==== Source data ====

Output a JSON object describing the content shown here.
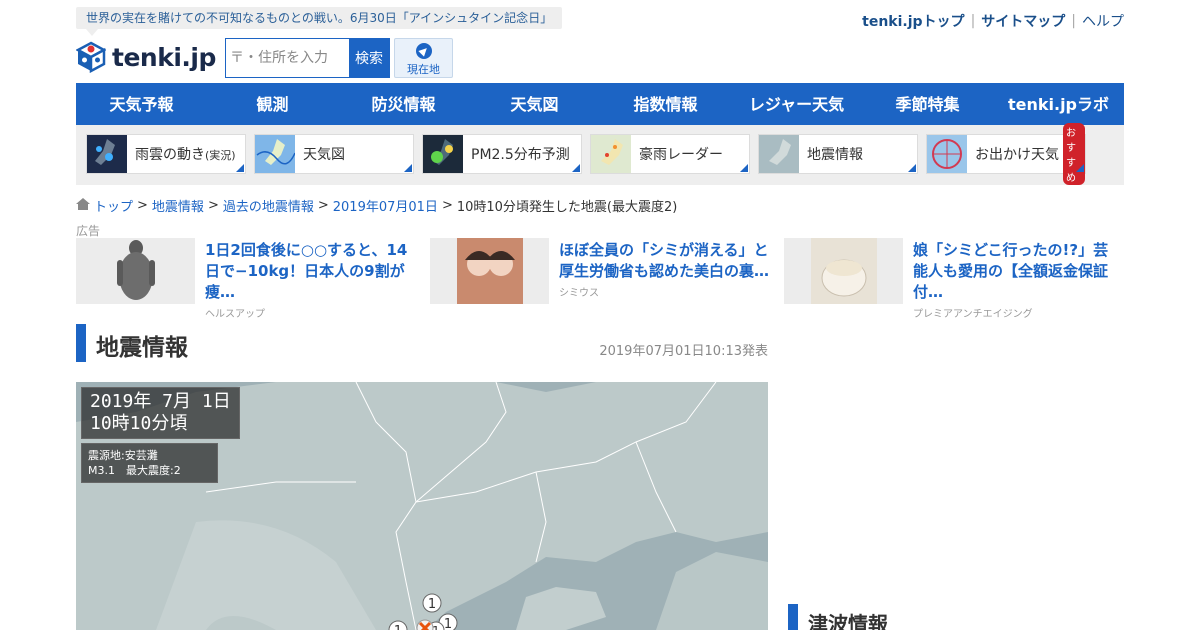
{
  "header": {
    "tagline": "世界の実在を賭けての不可知なるものとの戦い。6月30日「アインシュタイン記念日」",
    "links": [
      "tenki.jpトップ",
      "サイトマップ",
      "ヘルプ"
    ],
    "logo_text": "tenki.jp",
    "search": {
      "placeholder": "〒・住所を入力",
      "button": "検索"
    },
    "location_button": "現在地"
  },
  "nav": [
    "天気予報",
    "観測",
    "防災情報",
    "天気図",
    "指数情報",
    "レジャー天気",
    "季節特集",
    "tenki.jpラボ"
  ],
  "tiles": [
    {
      "label": "雨雲の動き",
      "sub": "(実況)"
    },
    {
      "label": "天気図"
    },
    {
      "label": "PM2.5分布予測"
    },
    {
      "label": "豪雨レーダー"
    },
    {
      "label": "地震情報"
    },
    {
      "label": "お出かけ天気",
      "badge": "おすすめ"
    }
  ],
  "breadcrumb": [
    "トップ",
    "地震情報",
    "過去の地震情報",
    "2019年07月01日",
    "10時10分頃発生した地震(最大震度2)"
  ],
  "ad_label": "広告",
  "ads": [
    {
      "title": "1日2回食後に○○すると、14日で−10kg！日本人の9割が痩…",
      "source": "ヘルスアップ"
    },
    {
      "title": "ほぼ全員の「シミが消える」と厚生労働省も認めた美白の裏…",
      "source": "シミウス"
    },
    {
      "title": "娘「シミどこ行ったの!?」芸能人も愛用の【全額返金保証付…",
      "source": "プレミアアンチエイジング"
    }
  ],
  "section": {
    "title": "地震情報",
    "timestamp": "2019年07月01日10:13発表"
  },
  "map": {
    "date_line1": "2019年  7月  1日",
    "date_line2": "10時10分頃",
    "epicenter": "震源地:安芸灘",
    "magnitude_intensity": "M3.1　最大震度:2",
    "markers": [
      "1",
      "1",
      "1",
      "1"
    ]
  },
  "side": {
    "tsunami_title": "津波情報"
  },
  "colors": {
    "brand_blue": "#1c64c4",
    "nav_text": "#ffffff",
    "badge_red": "#d0222a",
    "sea": "#9fb1b6",
    "land": "#bcc9c9"
  }
}
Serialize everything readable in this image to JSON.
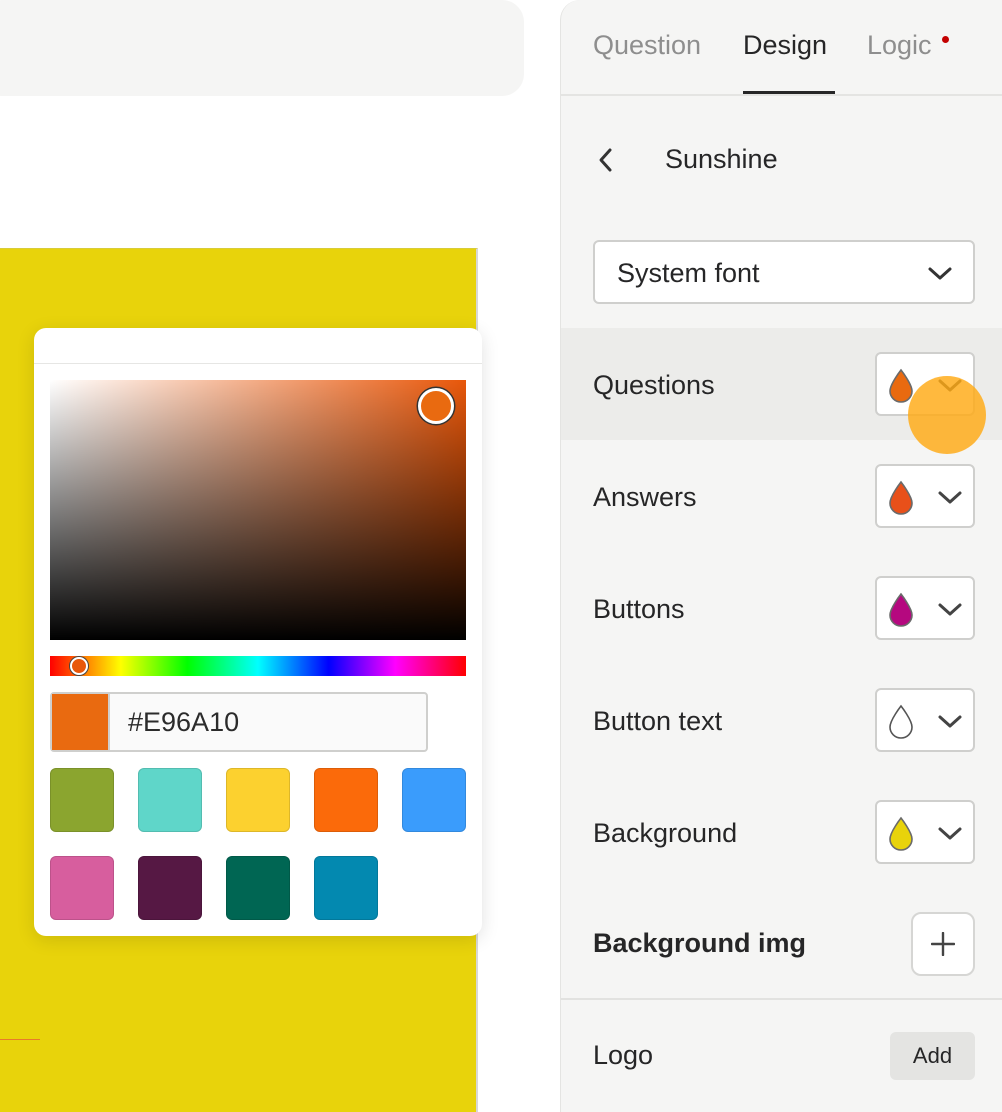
{
  "tabs": [
    {
      "label": "Question",
      "active": false
    },
    {
      "label": "Design",
      "active": true
    },
    {
      "label": "Logic",
      "active": false,
      "has_notification_dot": true
    }
  ],
  "theme": {
    "name": "Sunshine",
    "back_icon": "chevron-left-icon"
  },
  "font_select": {
    "value": "System font",
    "icon": "chevron-down-icon"
  },
  "color_rows": [
    {
      "label": "Questions",
      "color": "#E96A10",
      "icon": "drop-icon"
    },
    {
      "label": "Answers",
      "color": "#E8501A",
      "icon": "drop-icon"
    },
    {
      "label": "Buttons",
      "color": "#B5087F",
      "icon": "drop-icon"
    },
    {
      "label": "Button text",
      "color": "#FFFFFF",
      "icon": "drop-icon"
    },
    {
      "label": "Background",
      "color": "#E8D30B",
      "icon": "drop-icon"
    }
  ],
  "background_img": {
    "label": "Background img",
    "button_icon": "plus-icon"
  },
  "logo": {
    "label": "Logo",
    "button_label": "Add"
  },
  "picker": {
    "hue_color": "#E8570A",
    "hex_value": "#E96A10",
    "swatches": [
      "#8BA52F",
      "#5FD6C9",
      "#FCD12F",
      "#FB6A0A",
      "#3A9CFC",
      "#D75E9E",
      "#561844",
      "#006653",
      "#0389B0"
    ]
  },
  "canvas_background": "#E8D30B"
}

====

Quote everything in the listing above exactly; pictures are the only thing to omit.

-- Written answer --
Output a JSON object describing the content shown here.
{
  "header": {
    "tagline": "世界の実在を賭けての不可知なるものとの戦い。6月30日「アインシュタイン記念日」",
    "links": [
      "tenki.jpトップ",
      "サイトマップ",
      "ヘルプ"
    ],
    "logo_text": "tenki.jp",
    "search": {
      "placeholder": "〒・住所を入力",
      "button": "検索"
    },
    "location_button": "現在地"
  },
  "nav": [
    "天気予報",
    "観測",
    "防災情報",
    "天気図",
    "指数情報",
    "レジャー天気",
    "季節特集",
    "tenki.jpラボ"
  ],
  "tiles": [
    {
      "label": "雨雲の動き",
      "sub": "(実況)"
    },
    {
      "label": "天気図"
    },
    {
      "label": "PM2.5分布予測"
    },
    {
      "label": "豪雨レーダー"
    },
    {
      "label": "地震情報"
    },
    {
      "label": "お出かけ天気",
      "badge": "おすすめ"
    }
  ],
  "breadcrumb": [
    "トップ",
    "地震情報",
    "過去の地震情報",
    "2019年07月01日",
    "10時10分頃発生した地震(最大震度2)"
  ],
  "ad_label": "広告",
  "ads": [
    {
      "title": "1日2回食後に○○すると、14日で−10kg！日本人の9割が痩…",
      "source": "ヘルスアップ"
    },
    {
      "title": "ほぼ全員の「シミが消える」と厚生労働省も認めた美白の裏…",
      "source": "シミウス"
    },
    {
      "title": "娘「シミどこ行ったの!?」芸能人も愛用の【全額返金保証付…",
      "source": "プレミアアンチエイジング"
    }
  ],
  "section": {
    "title": "地震情報",
    "timestamp": "2019年07月01日10:13発表"
  },
  "map": {
    "date_line1": "2019年  7月  1日",
    "date_line2": "10時10分頃",
    "epicenter": "震源地:安芸灘",
    "magnitude_intensity": "M3.1　最大震度:2",
    "markers": [
      "1",
      "1",
      "1",
      "1"
    ]
  },
  "side": {
    "tsunami_title": "津波情報"
  },
  "colors": {
    "brand_blue": "#1c64c4",
    "nav_text": "#ffffff",
    "badge_red": "#d0222a",
    "sea": "#9fb1b6",
    "land": "#bcc9c9"
  }
}
Serialize everything readable in this image to JSON.
{
  "tabs": [
    {
      "label": "Question",
      "active": false
    },
    {
      "label": "Design",
      "active": true
    },
    {
      "label": "Logic",
      "active": false,
      "has_notification_dot": true
    }
  ],
  "theme": {
    "name": "Sunshine",
    "back_icon": "chevron-left-icon"
  },
  "font_select": {
    "value": "System font",
    "icon": "chevron-down-icon"
  },
  "color_rows": [
    {
      "label": "Questions",
      "color": "#E96A10",
      "icon": "drop-icon"
    },
    {
      "label": "Answers",
      "color": "#E8501A",
      "icon": "drop-icon"
    },
    {
      "label": "Buttons",
      "color": "#B5087F",
      "icon": "drop-icon"
    },
    {
      "label": "Button text",
      "color": "#FFFFFF",
      "icon": "drop-icon"
    },
    {
      "label": "Background",
      "color": "#E8D30B",
      "icon": "drop-icon"
    }
  ],
  "background_img": {
    "label": "Background img",
    "button_icon": "plus-icon"
  },
  "logo": {
    "label": "Logo",
    "button_label": "Add"
  },
  "picker": {
    "hue_color": "#E8570A",
    "hex_value": "#E96A10",
    "swatches": [
      "#8BA52F",
      "#5FD6C9",
      "#FCD12F",
      "#FB6A0A",
      "#3A9CFC",
      "#D75E9E",
      "#561844",
      "#006653",
      "#0389B0"
    ]
  },
  "canvas_background": "#E8D30B"
}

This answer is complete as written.